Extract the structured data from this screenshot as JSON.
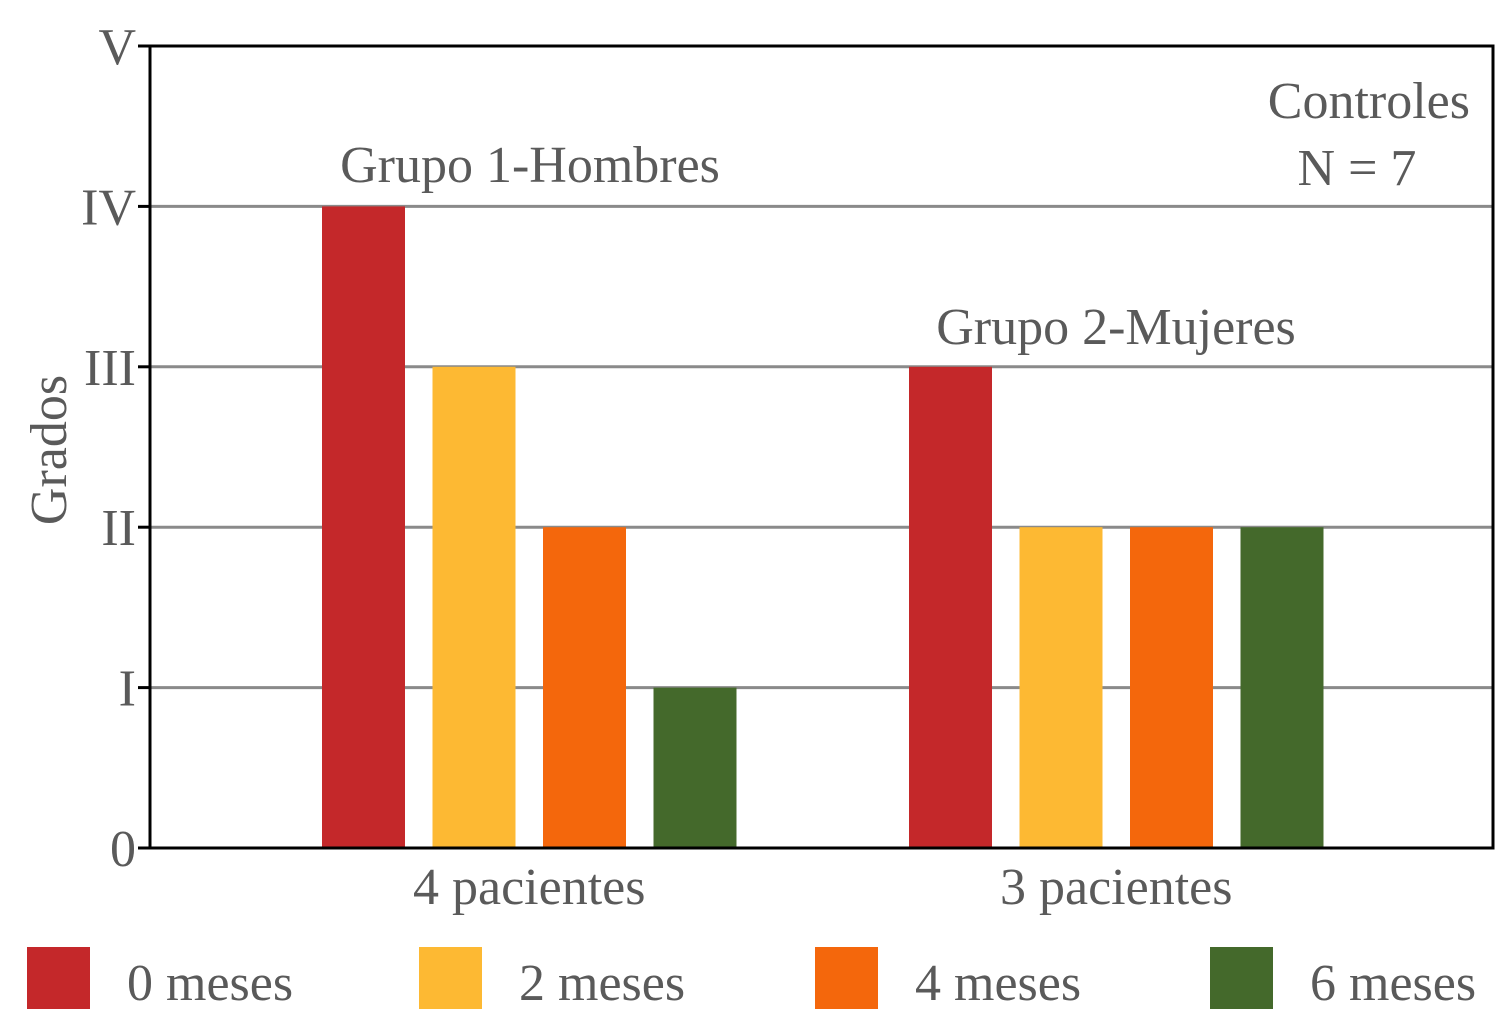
{
  "chart_data": {
    "type": "bar",
    "title": "",
    "xlabel": "",
    "ylabel": "Grados",
    "ylim": [
      0,
      5
    ],
    "yticks": [
      {
        "value": 0,
        "label": "0"
      },
      {
        "value": 1,
        "label": "I"
      },
      {
        "value": 2,
        "label": "II"
      },
      {
        "value": 3,
        "label": "III"
      },
      {
        "value": 4,
        "label": "IV"
      },
      {
        "value": 5,
        "label": "V"
      }
    ],
    "grid": true,
    "categories": [
      "4 pacientes",
      "3 pacientes"
    ],
    "group_titles": [
      "Grupo 1-Hombres",
      "Grupo 2-Mujeres"
    ],
    "series": [
      {
        "name": "0 meses",
        "color": "#c4282a",
        "values": [
          4,
          3
        ]
      },
      {
        "name": "2 meses",
        "color": "#fdb933",
        "values": [
          3,
          2
        ]
      },
      {
        "name": "4 meses",
        "color": "#f4670c",
        "values": [
          2,
          2
        ]
      },
      {
        "name": "6 meses",
        "color": "#44692b",
        "values": [
          1,
          2
        ]
      }
    ],
    "annotation": {
      "line1": "Controles",
      "line2": "N = 7"
    },
    "legend_position": "bottom"
  }
}
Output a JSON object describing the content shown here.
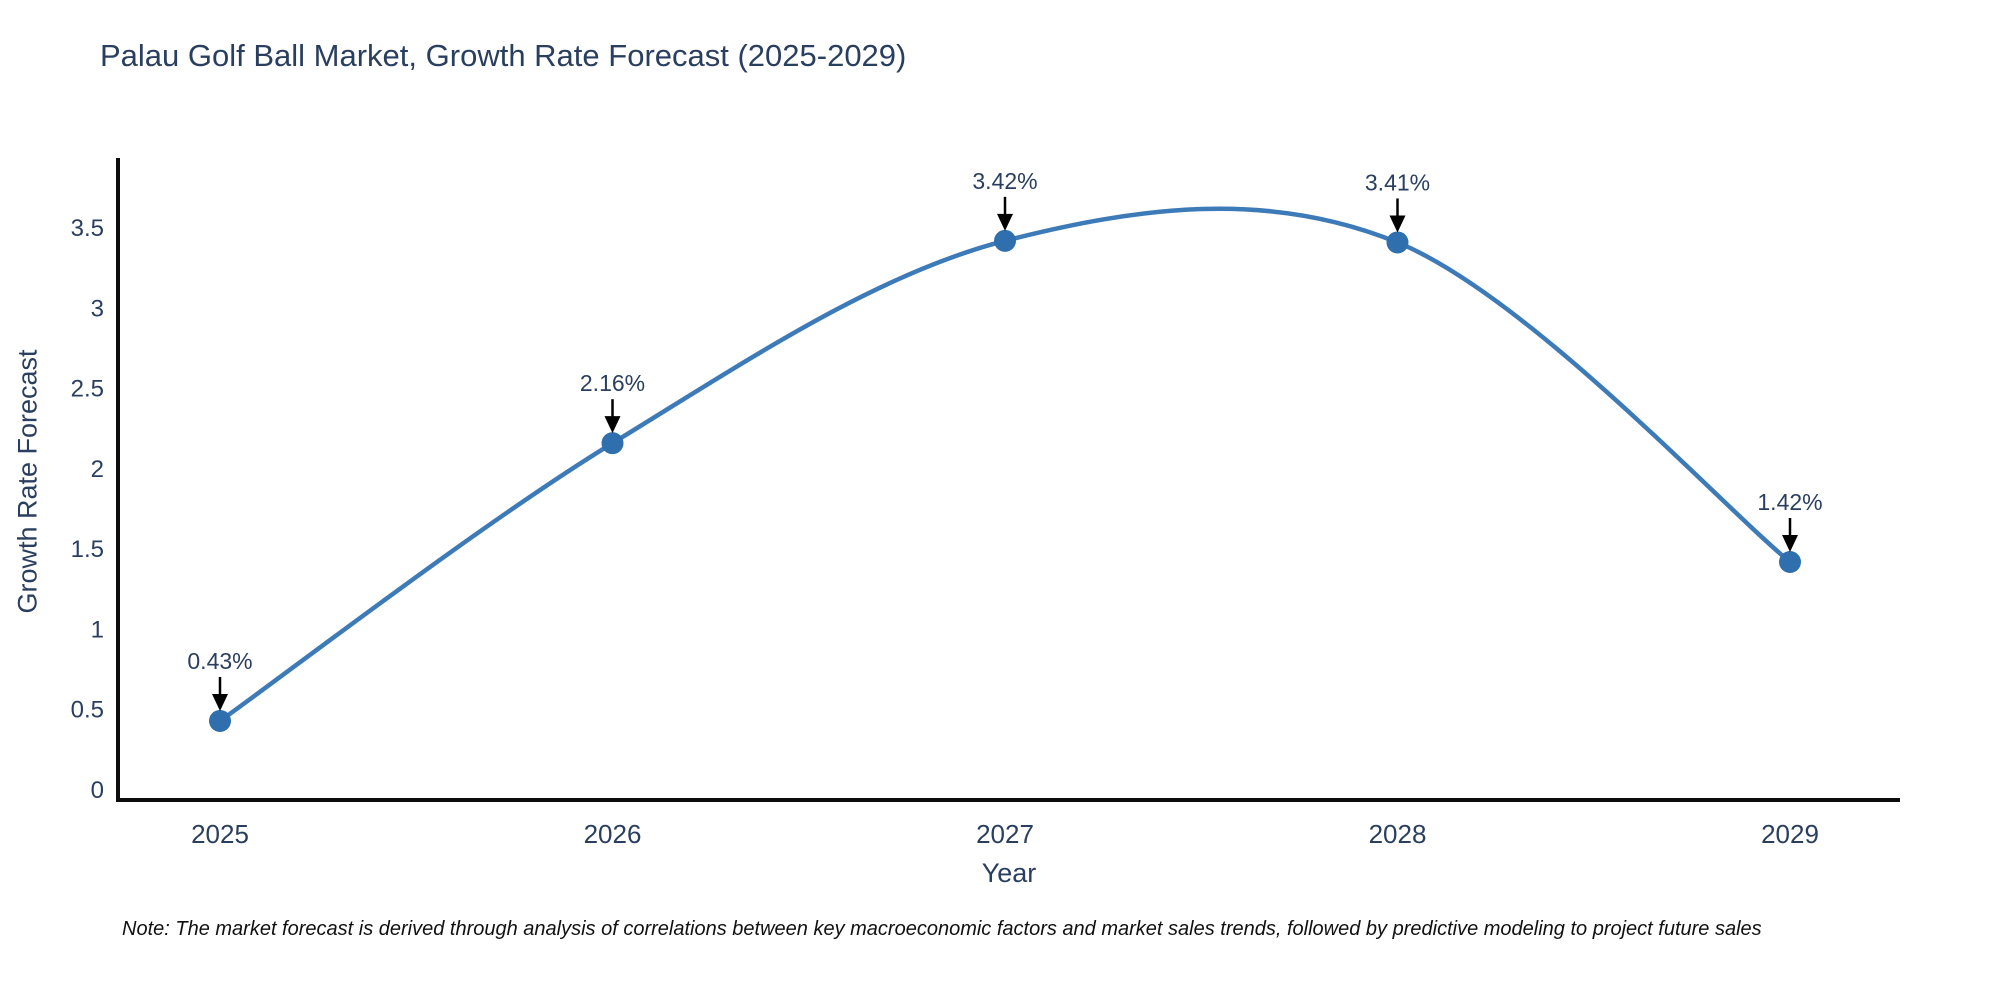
{
  "title": "Palau Golf Ball Market, Growth Rate Forecast (2025-2029)",
  "footnote": "Note: The market forecast is derived through analysis of correlations between key macroeconomic factors and market sales trends, followed by predictive modeling to project future sales",
  "chart_data": {
    "type": "line",
    "line_shape": "spline",
    "title": "Palau Golf Ball Market, Growth Rate Forecast (2025-2029)",
    "xlabel": "Year",
    "ylabel": "Growth Rate Forecast",
    "categories": [
      "2025",
      "2026",
      "2027",
      "2028",
      "2029"
    ],
    "series": [
      {
        "name": "Growth Rate Forecast",
        "values": [
          0.43,
          2.16,
          3.42,
          3.41,
          1.42
        ]
      }
    ],
    "point_labels": [
      "0.43%",
      "2.16%",
      "3.42%",
      "3.41%",
      "1.42%"
    ],
    "yticks": [
      0,
      0.5,
      1,
      1.5,
      2,
      2.5,
      3,
      3.5
    ],
    "ylim": [
      -0.06,
      3.92
    ],
    "grid": false,
    "legend": "none",
    "colors": {
      "line": "#3d7ab8",
      "marker": "#2f6fae",
      "axis_line": "#0d0d0d",
      "text": "#2a3f5f",
      "annotation_text": "#2a3f5f",
      "annotation_arrow": "#000000",
      "background": "#ffffff"
    }
  }
}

*****

→ Instructions for the task: Return the full material word for word. Do not include the pictures.

→ Answer to this problem:
Extract the structured data from this screenshot as JSON.
{
  "chart_data": {
    "type": "bar",
    "title": "",
    "xlabel": "",
    "ylabel": "Grados",
    "ylim": [
      0,
      5
    ],
    "yticks": [
      {
        "value": 0,
        "label": "0"
      },
      {
        "value": 1,
        "label": "I"
      },
      {
        "value": 2,
        "label": "II"
      },
      {
        "value": 3,
        "label": "III"
      },
      {
        "value": 4,
        "label": "IV"
      },
      {
        "value": 5,
        "label": "V"
      }
    ],
    "grid": true,
    "categories": [
      "4 pacientes",
      "3 pacientes"
    ],
    "group_titles": [
      "Grupo 1-Hombres",
      "Grupo 2-Mujeres"
    ],
    "series": [
      {
        "name": "0 meses",
        "color": "#c4282a",
        "values": [
          4,
          3
        ]
      },
      {
        "name": "2 meses",
        "color": "#fdb933",
        "values": [
          3,
          2
        ]
      },
      {
        "name": "4 meses",
        "color": "#f4670c",
        "values": [
          2,
          2
        ]
      },
      {
        "name": "6 meses",
        "color": "#44692b",
        "values": [
          1,
          2
        ]
      }
    ],
    "annotation": {
      "line1": "Controles",
      "line2": "N = 7"
    },
    "legend_position": "bottom"
  }
}
Output a JSON object describing the content shown here.
{
  "title": "Palau Golf Ball Market, Growth Rate Forecast (2025-2029)",
  "footnote": "Note: The market forecast is derived through analysis of correlations between key macroeconomic factors and market sales trends, followed by predictive modeling to project future sales",
  "chart_data": {
    "type": "line",
    "line_shape": "spline",
    "title": "Palau Golf Ball Market, Growth Rate Forecast (2025-2029)",
    "xlabel": "Year",
    "ylabel": "Growth Rate Forecast",
    "categories": [
      "2025",
      "2026",
      "2027",
      "2028",
      "2029"
    ],
    "series": [
      {
        "name": "Growth Rate Forecast",
        "values": [
          0.43,
          2.16,
          3.42,
          3.41,
          1.42
        ]
      }
    ],
    "point_labels": [
      "0.43%",
      "2.16%",
      "3.42%",
      "3.41%",
      "1.42%"
    ],
    "yticks": [
      0,
      0.5,
      1,
      1.5,
      2,
      2.5,
      3,
      3.5
    ],
    "ylim": [
      -0.06,
      3.92
    ],
    "grid": false,
    "legend": "none",
    "colors": {
      "line": "#3d7ab8",
      "marker": "#2f6fae",
      "axis_line": "#0d0d0d",
      "text": "#2a3f5f",
      "annotation_text": "#2a3f5f",
      "annotation_arrow": "#000000",
      "background": "#ffffff"
    }
  }
}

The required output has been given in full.